— START Information supplied —

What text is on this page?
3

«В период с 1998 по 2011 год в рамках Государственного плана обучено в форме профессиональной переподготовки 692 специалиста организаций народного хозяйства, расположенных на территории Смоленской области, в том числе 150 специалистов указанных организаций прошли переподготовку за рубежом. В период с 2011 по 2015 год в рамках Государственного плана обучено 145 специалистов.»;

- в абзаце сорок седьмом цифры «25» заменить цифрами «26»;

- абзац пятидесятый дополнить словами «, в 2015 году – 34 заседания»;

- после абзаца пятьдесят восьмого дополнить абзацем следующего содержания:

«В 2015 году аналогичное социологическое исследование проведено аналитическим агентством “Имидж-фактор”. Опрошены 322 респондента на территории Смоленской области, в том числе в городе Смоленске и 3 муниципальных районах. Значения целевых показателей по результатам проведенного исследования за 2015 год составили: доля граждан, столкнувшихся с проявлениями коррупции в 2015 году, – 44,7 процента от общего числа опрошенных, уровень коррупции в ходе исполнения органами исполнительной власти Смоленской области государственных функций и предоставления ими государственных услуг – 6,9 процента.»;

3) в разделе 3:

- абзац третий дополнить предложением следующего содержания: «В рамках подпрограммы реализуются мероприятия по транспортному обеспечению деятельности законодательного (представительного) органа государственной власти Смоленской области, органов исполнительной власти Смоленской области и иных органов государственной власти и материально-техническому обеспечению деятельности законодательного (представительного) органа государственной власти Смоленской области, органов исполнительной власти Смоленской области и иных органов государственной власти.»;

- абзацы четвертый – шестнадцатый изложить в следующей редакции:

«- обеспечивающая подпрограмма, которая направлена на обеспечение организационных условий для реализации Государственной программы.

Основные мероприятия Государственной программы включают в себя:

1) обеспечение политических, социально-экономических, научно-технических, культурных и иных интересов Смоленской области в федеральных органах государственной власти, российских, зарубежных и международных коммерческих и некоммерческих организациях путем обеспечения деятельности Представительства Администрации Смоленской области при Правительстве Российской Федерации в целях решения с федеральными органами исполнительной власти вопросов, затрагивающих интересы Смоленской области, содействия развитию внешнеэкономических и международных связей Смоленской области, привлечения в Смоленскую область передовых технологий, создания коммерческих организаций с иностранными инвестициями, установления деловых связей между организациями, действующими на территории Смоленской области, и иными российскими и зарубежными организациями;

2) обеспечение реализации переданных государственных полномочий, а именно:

— END Information supplied —

** Task requirements **
Take every line above carrying "органами" and return it.

** Problem solution **
«В 2015 году аналогичное социологическое исследование проведено аналитическим агентством “Имидж-фактор”. Опрошены 322 респондента на территории Смоленской области, в том числе в городе Смоленске и 3 муниципальных районах. Значения целевых показателей по результатам проведенного исследования за 2015 год составили: доля граждан, столкнувшихся с проявлениями коррупции в 2015 году, – 44,7 процента от общего числа опрошенных, уровень коррупции в ходе исполнения органами исполнительной власти Смоленской области государственных функций и предоставления ими государственных услуг – 6,9 процента.»;
1) обеспечение политических, социально-экономических, научно-технических, культурных и иных интересов Смоленской области в федеральных органах государственной власти, российских, зарубежных и международных коммерческих и некоммерческих организациях путем обеспечения деятельности Представительства Администрации Смоленской области при Правительстве Российской Федерации в целях решения с федеральными органами исполнительной власти вопросов, затрагивающих интересы Смоленской области, содействия развитию внешнеэкономических и международных связей Смоленской области, привлечения в Смоленскую область передовых технологий, создания коммерческих организаций с иностранными инвестициями, установления деловых связей между организациями, действующими на территории Смоленской области, и иными российскими и зарубежными организациями;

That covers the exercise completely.